WRITTEN EXERCISE.
For the lines that begin with the one containing "network-nodes-icon <box>804 244 824 264</box>" and end with the one containing "pencil-icon <box>805 98 823 116</box>", substitute "dropdown-option-label" for every occurrence of "menu-item-label" and reproduce only those lines, with all else unchanged.

Extracted data entries
------------------------------

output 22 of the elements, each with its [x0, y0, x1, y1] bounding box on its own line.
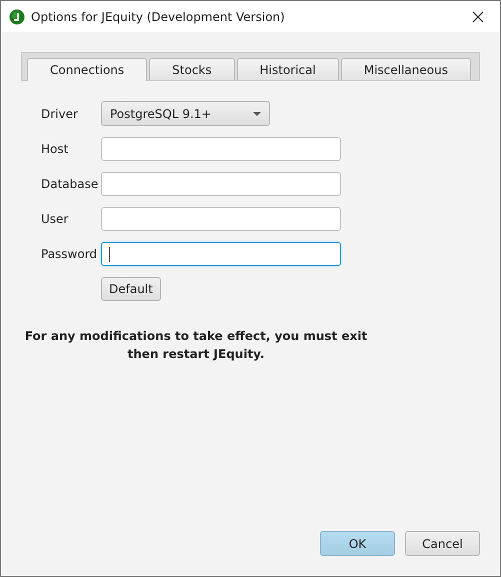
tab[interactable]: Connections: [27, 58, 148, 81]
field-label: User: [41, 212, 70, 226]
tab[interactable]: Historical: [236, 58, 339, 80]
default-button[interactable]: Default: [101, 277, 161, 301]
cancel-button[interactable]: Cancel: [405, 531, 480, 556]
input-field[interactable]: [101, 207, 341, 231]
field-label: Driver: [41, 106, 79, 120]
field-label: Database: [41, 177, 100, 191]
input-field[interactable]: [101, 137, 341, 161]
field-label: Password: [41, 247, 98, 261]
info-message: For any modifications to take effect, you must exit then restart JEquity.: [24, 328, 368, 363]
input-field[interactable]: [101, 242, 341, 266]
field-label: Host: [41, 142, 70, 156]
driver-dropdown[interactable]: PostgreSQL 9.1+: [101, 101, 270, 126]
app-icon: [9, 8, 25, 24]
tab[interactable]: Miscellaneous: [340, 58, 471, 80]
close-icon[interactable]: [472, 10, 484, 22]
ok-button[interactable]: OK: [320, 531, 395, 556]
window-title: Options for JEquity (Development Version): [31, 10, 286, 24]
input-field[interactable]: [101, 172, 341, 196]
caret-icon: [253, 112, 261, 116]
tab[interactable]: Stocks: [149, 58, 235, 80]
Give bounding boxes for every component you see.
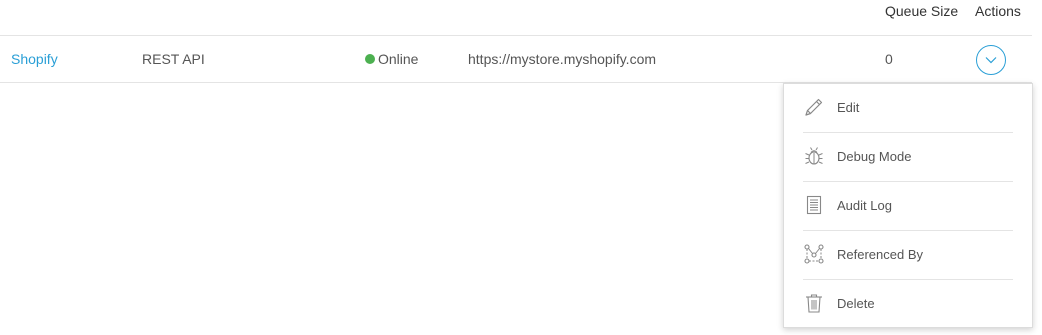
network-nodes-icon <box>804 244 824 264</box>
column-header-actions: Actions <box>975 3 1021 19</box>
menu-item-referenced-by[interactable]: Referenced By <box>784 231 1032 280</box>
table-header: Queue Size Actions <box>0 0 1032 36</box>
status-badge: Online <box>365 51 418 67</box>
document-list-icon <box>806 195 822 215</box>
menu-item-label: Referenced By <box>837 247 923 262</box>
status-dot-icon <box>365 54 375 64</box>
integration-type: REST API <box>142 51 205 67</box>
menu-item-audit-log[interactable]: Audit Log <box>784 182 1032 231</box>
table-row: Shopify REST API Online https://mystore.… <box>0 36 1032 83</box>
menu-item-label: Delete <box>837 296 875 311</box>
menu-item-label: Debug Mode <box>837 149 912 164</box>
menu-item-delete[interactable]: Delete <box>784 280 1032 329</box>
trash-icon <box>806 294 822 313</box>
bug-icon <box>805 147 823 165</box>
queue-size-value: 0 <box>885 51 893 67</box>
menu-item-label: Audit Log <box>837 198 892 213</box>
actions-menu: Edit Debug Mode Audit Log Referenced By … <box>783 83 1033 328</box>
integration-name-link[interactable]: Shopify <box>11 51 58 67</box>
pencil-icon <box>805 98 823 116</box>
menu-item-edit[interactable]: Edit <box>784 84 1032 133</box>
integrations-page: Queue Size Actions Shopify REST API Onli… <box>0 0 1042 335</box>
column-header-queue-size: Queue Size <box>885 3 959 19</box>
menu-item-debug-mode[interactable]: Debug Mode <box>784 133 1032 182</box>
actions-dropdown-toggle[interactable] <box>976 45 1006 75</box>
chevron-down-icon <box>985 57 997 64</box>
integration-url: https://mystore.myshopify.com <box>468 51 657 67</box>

------------------------------

WRITTEN REPLY.
network-nodes-icon <box>804 244 824 264</box>
column-header-actions: Actions <box>975 3 1021 19</box>
menu-item-referenced-by[interactable]: Referenced By <box>784 231 1032 280</box>
table-header: Queue Size Actions <box>0 0 1032 36</box>
status-badge: Online <box>365 51 418 67</box>
document-list-icon <box>806 195 822 215</box>
dropdown-option-label: Referenced By <box>837 247 923 262</box>
status-dot-icon <box>365 54 375 64</box>
integration-type: REST API <box>142 51 205 67</box>
menu-item-audit-log[interactable]: Audit Log <box>784 182 1032 231</box>
table-row: Shopify REST API Online https://mystore.… <box>0 36 1032 83</box>
dropdown-option-label: Delete <box>837 296 875 311</box>
dropdown-option-label: Debug Mode <box>837 149 912 164</box>
menu-item-delete[interactable]: Delete <box>784 280 1032 329</box>
trash-icon <box>806 294 822 313</box>
bug-icon <box>805 147 823 165</box>
queue-size-value: 0 <box>885 51 893 67</box>
dropdown-option-label: Audit Log <box>837 198 892 213</box>
actions-menu: Edit Debug Mode Audit Log Referenced By … <box>783 83 1033 328</box>
integration-name-link[interactable]: Shopify <box>11 51 58 67</box>
pencil-icon <box>805 98 823 116</box>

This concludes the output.